GIVEN REQUEST = Each line below should be quoted exactly, please.

DATA SUPPLIED =
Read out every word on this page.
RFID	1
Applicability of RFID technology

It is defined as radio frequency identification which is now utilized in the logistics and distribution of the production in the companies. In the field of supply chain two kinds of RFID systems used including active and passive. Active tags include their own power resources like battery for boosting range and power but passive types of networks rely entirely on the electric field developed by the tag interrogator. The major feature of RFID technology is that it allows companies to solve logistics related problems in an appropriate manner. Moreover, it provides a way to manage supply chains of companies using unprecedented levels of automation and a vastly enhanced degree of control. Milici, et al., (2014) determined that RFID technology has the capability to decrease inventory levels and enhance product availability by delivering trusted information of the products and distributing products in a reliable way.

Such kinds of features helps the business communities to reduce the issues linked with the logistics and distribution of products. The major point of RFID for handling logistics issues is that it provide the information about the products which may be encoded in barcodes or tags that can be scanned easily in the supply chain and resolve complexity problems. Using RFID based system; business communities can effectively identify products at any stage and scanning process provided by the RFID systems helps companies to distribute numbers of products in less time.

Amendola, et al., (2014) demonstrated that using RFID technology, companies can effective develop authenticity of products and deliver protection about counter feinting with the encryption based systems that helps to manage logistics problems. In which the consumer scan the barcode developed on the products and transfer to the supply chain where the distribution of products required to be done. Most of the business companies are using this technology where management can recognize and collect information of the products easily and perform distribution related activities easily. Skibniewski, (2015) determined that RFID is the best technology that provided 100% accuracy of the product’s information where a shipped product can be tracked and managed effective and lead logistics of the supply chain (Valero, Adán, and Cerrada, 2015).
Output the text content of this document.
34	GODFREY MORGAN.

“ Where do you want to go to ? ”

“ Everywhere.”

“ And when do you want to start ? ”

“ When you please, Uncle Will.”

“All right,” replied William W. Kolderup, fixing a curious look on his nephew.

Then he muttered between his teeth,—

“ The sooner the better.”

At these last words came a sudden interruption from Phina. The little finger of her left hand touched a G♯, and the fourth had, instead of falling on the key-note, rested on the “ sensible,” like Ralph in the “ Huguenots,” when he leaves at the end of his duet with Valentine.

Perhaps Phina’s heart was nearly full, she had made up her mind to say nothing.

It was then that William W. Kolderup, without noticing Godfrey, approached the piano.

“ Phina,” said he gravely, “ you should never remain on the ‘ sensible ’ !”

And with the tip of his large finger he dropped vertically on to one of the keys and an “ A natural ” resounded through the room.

RESPONSE BELOW =
Read out every word on this page.
RFID	1
Applicability of RFID technology

It is defined as radio frequency identification which is now utilized in the logistics and distribution of the production in the companies. In the field of supply chain two kinds of RFID systems used including active and passive. Active tags include their own power resources like battery for boosting range and power but passive types of networks rely entirely on the electric field developed by the tag interrogator. The major feature of RFID technology is that it allows companies to solve logistics related problems in an appropriate manner. Moreover, it provides a way to manage supply chains of companies using unprecedented levels of automation and a vastly enhanced degree of control. Milici, et al., (2014) determined that RFID technology has the capability to decrease inventory levels and enhance product availability by delivering trusted information of the products and distributing products in a reliable way.

Such kinds of features helps the business communities to reduce the issues linked with the logistics and distribution of products. The major point of RFID for handling logistics issues is that it provide the information about the products which may be encoded in barcodes or tags that can be scanned easily in the supply chain and resolve complexity problems. Using RFID based system; business communities can effectively identify products at any stage and scanning process provided by the RFID systems helps companies to distribute numbers of products in less time.

Amendola, et al., (2014) demonstrated that using RFID technology, companies can effective develop authenticity of products and deliver protection about counter feinting with the encryption based systems that helps to manage logistics problems. In which the consumer scan the barcode developed on the products and transfer to the supply chain where the distribution of products required to be done. Most of the business companies are using this technology where management can recognize and collect information of the products easily and perform distribution related activities easily. Skibniewski, (2015) determined that RFID is the best technology that provided 100% accuracy of the product’s information where a shipped product can be tracked and managed effective and lead logistics of the supply chain (Valero, Adán, and Cerrada, 2015).
Output the text content of this document.
34	GODFREY MORGAN.

“ Where do you want to go to ? ”

“ Everywhere.”

“ And when do you want to start ? ”

“ When you please, Uncle Will.”

“All right,” replied William W. Kolderup, fixing a curious look on his nephew.

Then he muttered between his teeth,—

“ The sooner the better.”

At these last words came a sudden interruption from Phina. The little finger of her left hand touched a G♯, and the fourth had, instead of falling on the key-note, rested on the “ sensible,” like Ralph in the “ Huguenots,” when he leaves at the end of his duet with Valentine.

Perhaps Phina’s heart was nearly full, she had made up her mind to say nothing.

It was then that William W. Kolderup, without noticing Godfrey, approached the piano.

“ Phina,” said he gravely, “ you should never remain on the ‘ sensible ’ !”

And with the tip of his large finger he dropped vertically on to one of the keys and an “ A natural ” resounded through the room.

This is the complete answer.